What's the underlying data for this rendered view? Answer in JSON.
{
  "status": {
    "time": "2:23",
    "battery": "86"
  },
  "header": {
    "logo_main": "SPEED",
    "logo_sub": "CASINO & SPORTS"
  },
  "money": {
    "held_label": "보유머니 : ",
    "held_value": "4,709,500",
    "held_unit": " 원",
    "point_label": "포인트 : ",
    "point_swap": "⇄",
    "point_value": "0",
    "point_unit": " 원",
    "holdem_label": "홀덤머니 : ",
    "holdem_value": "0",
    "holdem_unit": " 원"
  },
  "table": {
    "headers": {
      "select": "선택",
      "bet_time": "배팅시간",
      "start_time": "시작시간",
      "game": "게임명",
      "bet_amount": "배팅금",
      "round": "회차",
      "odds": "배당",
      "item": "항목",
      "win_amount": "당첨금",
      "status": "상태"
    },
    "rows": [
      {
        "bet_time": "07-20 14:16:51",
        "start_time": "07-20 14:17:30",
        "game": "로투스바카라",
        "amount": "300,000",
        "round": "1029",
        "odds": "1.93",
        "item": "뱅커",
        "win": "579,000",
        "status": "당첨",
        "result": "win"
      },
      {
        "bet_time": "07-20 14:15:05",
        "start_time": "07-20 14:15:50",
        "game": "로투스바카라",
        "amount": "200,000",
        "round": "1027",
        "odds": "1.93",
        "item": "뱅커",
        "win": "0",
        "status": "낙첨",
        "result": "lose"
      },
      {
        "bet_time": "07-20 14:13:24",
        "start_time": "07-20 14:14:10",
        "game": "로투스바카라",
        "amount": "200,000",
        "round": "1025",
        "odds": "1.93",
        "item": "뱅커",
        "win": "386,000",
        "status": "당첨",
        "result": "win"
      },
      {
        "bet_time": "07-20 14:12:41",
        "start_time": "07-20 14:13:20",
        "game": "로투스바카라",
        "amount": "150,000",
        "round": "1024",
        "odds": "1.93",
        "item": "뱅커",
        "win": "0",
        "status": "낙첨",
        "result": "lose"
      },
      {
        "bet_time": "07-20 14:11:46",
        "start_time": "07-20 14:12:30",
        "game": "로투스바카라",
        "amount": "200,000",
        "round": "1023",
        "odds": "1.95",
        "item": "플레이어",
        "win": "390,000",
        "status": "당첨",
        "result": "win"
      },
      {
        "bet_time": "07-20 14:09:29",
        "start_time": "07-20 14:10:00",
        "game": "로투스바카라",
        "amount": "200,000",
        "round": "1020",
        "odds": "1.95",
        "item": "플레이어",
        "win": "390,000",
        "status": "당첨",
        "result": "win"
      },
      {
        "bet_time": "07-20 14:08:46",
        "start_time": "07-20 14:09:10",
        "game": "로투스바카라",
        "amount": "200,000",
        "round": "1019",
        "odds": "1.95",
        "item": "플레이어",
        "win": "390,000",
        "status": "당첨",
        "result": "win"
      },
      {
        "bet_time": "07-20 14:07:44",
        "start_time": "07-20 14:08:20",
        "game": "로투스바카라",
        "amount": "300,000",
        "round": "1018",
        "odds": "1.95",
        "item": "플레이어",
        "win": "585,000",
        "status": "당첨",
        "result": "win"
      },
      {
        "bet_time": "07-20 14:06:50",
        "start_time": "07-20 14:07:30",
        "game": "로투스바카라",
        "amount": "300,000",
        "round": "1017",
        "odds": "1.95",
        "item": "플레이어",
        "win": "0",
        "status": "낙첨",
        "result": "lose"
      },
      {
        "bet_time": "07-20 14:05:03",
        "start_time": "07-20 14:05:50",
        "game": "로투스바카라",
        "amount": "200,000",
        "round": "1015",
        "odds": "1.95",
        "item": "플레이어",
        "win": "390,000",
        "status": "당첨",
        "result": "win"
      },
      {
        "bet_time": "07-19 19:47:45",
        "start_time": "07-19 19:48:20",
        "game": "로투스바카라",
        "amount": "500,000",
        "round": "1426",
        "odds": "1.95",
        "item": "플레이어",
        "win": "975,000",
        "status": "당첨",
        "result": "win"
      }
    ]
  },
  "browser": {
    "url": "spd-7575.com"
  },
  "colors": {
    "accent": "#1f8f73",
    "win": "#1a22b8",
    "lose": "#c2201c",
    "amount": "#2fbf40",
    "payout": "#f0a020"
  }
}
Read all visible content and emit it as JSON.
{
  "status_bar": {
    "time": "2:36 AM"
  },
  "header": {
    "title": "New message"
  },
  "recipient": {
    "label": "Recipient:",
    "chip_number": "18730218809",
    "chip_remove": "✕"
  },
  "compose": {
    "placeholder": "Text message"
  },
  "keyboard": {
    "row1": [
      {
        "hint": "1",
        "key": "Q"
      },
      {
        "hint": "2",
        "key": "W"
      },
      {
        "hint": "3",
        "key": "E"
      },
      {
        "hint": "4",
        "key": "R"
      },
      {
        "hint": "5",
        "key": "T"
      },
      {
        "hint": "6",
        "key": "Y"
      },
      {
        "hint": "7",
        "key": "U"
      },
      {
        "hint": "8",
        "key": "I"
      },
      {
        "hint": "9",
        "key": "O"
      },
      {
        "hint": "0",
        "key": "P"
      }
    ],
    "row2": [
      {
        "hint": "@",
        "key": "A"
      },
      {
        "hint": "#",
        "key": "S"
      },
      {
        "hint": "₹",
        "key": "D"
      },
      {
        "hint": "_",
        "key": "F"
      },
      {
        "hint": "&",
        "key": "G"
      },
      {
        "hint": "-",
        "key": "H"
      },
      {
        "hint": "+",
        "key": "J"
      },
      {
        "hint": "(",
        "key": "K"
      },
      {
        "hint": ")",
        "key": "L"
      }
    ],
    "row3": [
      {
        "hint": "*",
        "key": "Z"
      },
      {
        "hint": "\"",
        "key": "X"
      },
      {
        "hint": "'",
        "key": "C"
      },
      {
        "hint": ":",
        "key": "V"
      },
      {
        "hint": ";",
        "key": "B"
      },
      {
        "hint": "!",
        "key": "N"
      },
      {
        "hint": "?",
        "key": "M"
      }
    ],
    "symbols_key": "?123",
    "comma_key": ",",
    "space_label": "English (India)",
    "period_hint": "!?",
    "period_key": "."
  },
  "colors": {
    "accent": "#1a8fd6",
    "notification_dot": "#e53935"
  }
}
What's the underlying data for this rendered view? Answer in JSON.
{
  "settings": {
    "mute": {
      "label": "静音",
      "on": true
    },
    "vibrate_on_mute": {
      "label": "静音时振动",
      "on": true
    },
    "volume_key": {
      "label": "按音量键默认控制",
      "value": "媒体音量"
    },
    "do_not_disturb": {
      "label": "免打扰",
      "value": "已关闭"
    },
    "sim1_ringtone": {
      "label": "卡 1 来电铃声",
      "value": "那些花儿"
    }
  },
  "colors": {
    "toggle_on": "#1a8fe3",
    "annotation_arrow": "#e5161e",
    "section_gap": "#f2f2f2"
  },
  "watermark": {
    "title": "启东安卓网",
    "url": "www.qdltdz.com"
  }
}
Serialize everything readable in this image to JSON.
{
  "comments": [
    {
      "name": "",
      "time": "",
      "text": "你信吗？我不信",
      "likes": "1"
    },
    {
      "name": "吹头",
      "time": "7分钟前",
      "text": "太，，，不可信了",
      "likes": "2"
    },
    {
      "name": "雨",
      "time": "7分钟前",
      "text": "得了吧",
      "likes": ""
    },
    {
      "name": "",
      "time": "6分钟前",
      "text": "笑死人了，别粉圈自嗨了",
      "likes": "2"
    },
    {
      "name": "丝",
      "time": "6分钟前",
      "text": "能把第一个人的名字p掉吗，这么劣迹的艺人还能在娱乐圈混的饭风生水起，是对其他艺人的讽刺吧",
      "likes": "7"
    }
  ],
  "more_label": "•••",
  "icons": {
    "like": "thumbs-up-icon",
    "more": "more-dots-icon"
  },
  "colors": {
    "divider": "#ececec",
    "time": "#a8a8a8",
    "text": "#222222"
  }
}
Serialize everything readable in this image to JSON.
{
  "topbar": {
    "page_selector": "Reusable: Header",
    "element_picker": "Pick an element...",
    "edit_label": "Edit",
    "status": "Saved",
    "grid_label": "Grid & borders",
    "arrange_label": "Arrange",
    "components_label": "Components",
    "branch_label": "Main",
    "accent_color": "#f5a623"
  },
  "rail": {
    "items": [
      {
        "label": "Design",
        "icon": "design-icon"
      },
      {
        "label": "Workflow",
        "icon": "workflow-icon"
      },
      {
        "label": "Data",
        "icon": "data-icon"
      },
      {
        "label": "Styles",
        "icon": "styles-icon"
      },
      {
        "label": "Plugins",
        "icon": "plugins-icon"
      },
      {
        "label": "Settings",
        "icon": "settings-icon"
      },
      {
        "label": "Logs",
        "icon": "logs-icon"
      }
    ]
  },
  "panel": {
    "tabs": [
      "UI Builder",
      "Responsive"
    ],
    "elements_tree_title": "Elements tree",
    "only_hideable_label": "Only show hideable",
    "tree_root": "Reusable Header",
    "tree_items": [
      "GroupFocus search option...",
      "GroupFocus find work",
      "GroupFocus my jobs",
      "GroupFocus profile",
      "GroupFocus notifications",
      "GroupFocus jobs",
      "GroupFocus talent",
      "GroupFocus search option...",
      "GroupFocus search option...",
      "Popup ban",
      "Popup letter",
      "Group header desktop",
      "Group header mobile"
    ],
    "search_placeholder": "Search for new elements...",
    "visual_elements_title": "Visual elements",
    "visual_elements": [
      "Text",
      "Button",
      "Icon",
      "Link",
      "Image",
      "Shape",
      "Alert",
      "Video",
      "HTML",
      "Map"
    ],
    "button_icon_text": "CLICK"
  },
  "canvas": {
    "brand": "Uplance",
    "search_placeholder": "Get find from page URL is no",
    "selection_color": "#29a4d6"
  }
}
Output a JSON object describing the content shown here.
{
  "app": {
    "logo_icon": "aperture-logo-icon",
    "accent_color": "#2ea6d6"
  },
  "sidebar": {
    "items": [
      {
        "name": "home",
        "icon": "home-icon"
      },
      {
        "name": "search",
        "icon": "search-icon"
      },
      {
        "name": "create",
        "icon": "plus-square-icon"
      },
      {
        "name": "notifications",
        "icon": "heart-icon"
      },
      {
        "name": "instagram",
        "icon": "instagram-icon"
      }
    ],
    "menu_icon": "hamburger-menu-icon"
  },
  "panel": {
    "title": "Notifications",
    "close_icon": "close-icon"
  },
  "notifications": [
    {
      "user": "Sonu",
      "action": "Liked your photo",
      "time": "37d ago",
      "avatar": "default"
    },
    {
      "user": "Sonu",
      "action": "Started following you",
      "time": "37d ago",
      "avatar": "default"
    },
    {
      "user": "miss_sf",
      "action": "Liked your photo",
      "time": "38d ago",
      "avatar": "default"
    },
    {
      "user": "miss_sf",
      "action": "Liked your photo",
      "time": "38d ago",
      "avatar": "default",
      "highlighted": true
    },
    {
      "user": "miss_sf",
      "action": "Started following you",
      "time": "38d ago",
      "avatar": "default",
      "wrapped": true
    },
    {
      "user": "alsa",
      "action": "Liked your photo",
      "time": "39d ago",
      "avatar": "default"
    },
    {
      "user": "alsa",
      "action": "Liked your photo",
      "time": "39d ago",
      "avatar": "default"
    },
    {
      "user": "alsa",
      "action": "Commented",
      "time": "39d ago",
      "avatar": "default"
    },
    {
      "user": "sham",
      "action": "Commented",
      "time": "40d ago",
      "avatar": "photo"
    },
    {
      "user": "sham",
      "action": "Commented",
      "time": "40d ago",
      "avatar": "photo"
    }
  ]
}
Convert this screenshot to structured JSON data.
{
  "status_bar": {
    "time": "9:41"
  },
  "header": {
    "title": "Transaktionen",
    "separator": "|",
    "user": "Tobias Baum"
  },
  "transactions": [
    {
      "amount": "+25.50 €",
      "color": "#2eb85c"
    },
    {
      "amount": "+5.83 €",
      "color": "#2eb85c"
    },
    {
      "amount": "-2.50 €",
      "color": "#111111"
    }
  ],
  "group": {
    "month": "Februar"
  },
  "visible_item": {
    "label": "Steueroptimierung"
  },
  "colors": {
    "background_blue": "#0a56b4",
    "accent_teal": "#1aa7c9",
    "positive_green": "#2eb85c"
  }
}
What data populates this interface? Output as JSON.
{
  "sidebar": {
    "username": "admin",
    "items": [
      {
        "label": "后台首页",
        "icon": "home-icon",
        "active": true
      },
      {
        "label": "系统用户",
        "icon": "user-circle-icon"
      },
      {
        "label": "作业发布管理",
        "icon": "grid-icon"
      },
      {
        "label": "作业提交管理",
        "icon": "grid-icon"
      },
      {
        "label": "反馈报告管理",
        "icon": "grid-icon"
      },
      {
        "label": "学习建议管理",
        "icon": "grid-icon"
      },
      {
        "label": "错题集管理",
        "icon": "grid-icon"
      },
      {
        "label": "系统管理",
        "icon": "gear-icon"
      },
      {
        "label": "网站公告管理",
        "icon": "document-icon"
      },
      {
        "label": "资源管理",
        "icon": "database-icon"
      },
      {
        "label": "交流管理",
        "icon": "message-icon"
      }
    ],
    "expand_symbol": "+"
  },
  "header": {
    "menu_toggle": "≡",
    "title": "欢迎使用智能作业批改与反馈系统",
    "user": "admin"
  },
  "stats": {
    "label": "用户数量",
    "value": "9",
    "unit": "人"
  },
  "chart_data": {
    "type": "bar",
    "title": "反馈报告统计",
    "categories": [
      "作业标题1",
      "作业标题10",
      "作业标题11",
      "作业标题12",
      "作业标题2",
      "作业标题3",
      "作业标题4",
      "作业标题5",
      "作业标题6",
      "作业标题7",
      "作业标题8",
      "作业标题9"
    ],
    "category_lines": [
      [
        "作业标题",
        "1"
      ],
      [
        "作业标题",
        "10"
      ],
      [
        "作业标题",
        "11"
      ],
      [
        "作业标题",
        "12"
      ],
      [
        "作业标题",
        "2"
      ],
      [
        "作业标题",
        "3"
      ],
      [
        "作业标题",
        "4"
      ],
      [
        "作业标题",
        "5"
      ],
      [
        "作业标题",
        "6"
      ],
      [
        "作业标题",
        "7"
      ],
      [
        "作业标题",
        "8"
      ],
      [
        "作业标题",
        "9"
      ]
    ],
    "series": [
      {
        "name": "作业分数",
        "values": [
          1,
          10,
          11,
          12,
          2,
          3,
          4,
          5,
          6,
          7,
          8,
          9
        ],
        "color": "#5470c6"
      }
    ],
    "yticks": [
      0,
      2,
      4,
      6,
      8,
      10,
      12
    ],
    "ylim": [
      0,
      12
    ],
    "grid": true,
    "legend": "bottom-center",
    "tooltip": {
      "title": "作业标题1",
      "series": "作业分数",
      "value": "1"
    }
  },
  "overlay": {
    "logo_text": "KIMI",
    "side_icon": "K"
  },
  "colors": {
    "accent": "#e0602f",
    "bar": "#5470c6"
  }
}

== == ==

Return every line above in which the string "GroupFocus" occurs.

- **Task answer**:
      "GroupFocus search option...",
      "GroupFocus find work",
      "GroupFocus my jobs",
      "GroupFocus profile",
      "GroupFocus notifications",
      "GroupFocus jobs",
      "GroupFocus talent",
      "GroupFocus search option...",
      "GroupFocus search option...",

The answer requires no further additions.